Data entries for graphics:

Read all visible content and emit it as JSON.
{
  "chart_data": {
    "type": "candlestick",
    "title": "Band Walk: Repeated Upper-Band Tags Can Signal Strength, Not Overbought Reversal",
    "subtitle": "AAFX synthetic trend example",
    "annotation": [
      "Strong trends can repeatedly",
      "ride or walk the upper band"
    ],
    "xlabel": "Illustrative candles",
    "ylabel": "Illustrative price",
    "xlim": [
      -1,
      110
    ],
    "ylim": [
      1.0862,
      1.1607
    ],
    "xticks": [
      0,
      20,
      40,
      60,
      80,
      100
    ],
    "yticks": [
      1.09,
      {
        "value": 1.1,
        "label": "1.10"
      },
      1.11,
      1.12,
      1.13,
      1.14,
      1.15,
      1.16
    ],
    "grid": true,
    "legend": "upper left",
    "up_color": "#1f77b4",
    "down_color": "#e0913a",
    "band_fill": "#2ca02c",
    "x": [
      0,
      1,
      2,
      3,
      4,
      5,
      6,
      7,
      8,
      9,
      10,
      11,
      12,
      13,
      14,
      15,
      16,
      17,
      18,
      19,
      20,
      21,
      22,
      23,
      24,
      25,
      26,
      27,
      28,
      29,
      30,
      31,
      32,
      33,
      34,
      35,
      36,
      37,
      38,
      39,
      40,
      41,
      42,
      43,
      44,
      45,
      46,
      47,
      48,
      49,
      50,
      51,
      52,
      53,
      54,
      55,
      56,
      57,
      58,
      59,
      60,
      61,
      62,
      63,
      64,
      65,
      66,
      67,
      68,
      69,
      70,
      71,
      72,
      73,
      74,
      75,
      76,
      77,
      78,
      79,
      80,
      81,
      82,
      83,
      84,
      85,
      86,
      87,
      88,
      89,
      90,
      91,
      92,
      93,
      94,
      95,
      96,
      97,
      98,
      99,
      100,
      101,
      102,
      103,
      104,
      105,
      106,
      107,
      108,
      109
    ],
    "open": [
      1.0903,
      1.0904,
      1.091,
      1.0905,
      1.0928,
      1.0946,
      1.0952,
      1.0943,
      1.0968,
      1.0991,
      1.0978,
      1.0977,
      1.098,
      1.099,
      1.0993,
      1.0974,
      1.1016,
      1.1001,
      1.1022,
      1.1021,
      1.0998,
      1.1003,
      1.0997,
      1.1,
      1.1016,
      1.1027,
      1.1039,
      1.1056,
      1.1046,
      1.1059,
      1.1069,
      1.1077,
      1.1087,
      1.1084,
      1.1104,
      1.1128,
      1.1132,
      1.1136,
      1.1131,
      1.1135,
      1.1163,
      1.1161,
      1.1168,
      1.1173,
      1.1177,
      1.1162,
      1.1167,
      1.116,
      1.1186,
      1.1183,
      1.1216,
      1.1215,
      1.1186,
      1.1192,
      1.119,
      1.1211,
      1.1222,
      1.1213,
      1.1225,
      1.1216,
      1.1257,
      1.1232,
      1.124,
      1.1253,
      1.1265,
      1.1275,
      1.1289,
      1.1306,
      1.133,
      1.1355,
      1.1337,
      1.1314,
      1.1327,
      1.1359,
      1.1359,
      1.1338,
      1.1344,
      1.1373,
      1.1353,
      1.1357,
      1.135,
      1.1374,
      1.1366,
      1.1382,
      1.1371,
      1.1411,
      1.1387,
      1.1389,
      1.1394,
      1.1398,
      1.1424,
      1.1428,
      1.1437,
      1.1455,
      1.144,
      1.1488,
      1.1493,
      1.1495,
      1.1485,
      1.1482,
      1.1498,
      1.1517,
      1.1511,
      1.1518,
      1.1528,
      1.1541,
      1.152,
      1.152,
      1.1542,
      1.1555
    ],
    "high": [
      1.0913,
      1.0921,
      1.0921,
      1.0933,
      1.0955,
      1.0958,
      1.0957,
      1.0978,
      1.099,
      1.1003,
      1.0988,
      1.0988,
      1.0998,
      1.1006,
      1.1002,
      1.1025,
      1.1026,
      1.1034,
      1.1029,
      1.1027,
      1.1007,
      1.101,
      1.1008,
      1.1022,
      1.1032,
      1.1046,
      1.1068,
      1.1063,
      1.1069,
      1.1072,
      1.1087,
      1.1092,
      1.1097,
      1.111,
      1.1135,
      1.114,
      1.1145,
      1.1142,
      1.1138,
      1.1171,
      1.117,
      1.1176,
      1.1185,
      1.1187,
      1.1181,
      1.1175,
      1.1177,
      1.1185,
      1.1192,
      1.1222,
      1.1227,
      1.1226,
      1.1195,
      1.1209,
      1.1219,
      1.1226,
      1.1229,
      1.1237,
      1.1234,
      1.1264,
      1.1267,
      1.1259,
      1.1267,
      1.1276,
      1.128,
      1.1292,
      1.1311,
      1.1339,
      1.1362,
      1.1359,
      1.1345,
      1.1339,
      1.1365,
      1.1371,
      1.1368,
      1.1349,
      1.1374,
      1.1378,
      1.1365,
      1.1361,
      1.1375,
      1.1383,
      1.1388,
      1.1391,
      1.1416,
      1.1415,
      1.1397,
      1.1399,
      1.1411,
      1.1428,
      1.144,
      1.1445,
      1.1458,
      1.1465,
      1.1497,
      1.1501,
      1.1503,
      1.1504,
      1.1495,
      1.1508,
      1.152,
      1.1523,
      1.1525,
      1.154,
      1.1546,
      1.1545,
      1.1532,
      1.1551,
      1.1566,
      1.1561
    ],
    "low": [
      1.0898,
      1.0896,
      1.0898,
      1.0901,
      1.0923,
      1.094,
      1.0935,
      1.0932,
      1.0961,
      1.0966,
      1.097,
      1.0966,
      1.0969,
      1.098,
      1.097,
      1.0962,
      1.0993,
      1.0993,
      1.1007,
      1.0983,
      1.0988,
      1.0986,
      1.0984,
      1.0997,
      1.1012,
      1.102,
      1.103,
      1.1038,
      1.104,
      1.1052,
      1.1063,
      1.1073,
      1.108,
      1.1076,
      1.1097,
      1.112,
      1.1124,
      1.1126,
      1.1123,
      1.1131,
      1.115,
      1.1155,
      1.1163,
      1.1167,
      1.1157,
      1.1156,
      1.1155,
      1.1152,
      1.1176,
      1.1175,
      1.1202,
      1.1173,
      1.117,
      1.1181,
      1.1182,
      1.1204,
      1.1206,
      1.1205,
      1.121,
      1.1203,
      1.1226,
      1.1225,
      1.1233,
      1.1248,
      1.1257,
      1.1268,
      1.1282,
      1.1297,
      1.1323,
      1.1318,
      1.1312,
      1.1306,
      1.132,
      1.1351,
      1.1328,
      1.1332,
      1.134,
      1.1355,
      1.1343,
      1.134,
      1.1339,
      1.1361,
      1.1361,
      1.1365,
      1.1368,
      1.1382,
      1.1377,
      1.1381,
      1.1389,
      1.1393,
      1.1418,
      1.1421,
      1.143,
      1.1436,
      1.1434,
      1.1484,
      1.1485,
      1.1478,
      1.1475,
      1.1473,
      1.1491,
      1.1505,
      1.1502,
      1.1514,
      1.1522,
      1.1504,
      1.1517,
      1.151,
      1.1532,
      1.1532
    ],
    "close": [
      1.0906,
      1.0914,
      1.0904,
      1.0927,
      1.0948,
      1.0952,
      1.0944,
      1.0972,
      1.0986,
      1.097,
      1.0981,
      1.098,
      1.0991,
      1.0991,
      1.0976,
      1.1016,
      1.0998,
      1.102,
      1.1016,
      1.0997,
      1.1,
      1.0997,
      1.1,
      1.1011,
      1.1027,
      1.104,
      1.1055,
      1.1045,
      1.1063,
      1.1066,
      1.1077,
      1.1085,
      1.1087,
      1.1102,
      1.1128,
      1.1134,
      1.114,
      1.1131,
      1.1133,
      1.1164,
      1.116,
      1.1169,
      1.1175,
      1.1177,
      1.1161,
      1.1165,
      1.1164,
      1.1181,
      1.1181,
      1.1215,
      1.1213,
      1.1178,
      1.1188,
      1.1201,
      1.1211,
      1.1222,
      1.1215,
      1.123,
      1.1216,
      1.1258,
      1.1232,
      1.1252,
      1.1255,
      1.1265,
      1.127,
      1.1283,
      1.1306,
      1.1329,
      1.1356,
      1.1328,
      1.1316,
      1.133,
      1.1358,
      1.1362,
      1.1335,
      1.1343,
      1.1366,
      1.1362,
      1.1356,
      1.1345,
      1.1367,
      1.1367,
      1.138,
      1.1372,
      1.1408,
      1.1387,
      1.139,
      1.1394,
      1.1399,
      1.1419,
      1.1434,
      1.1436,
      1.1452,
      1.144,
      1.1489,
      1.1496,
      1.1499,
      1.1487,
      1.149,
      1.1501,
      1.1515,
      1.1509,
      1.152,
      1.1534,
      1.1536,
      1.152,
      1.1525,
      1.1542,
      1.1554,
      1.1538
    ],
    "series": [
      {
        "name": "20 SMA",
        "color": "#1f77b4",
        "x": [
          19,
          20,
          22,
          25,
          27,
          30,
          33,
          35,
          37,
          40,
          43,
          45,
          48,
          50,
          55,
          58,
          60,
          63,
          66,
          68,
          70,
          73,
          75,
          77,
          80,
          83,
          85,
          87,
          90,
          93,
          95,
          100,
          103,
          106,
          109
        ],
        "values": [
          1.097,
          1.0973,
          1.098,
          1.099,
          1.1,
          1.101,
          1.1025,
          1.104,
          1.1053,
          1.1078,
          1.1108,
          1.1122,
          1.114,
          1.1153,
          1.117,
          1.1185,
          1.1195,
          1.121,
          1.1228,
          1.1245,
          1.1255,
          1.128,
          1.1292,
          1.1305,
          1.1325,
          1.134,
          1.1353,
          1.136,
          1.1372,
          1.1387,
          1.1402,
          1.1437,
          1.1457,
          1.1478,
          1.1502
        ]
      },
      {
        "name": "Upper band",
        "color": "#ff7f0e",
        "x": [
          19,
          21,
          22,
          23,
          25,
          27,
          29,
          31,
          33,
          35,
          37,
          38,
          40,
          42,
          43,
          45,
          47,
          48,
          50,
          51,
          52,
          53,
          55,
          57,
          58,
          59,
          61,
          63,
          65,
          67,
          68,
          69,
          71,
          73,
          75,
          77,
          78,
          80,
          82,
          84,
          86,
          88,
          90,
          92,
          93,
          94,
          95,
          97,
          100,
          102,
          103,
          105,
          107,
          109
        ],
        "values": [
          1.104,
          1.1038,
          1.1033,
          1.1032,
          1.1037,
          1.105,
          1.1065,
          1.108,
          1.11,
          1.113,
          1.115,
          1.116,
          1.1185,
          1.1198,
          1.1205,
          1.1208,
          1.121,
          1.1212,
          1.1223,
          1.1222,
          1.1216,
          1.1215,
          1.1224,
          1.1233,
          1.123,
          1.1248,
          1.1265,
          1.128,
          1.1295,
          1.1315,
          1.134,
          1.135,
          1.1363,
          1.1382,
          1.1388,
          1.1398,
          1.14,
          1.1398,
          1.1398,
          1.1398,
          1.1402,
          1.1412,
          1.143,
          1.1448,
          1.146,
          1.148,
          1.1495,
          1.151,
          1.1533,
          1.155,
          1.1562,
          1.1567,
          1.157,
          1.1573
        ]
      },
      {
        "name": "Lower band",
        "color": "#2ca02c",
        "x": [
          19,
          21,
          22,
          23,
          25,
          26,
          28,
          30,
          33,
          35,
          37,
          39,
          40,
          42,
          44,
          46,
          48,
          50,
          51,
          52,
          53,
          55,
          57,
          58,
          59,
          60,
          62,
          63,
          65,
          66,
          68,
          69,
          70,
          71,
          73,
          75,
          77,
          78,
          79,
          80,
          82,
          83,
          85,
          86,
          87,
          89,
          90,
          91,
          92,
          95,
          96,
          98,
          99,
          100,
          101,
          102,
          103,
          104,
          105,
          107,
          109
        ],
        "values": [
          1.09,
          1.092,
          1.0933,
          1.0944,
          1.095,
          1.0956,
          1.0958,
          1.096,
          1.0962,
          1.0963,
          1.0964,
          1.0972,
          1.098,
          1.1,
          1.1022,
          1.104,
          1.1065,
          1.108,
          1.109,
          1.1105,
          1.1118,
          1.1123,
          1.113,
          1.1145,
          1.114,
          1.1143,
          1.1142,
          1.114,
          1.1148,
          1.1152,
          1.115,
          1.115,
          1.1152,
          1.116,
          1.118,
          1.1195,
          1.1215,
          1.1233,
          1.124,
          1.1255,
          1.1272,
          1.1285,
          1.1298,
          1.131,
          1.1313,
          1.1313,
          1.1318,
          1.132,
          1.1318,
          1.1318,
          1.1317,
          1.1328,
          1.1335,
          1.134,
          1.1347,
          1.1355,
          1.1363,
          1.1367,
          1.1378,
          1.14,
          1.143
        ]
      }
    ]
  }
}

§ EXERCISE DIRECTIONS
Go through the records. Copy each line where "name" appears.

§ EXERCISE SOLUTION
        "name": "20 SMA",
        "name": "Upper band",
        "name": "Lower band",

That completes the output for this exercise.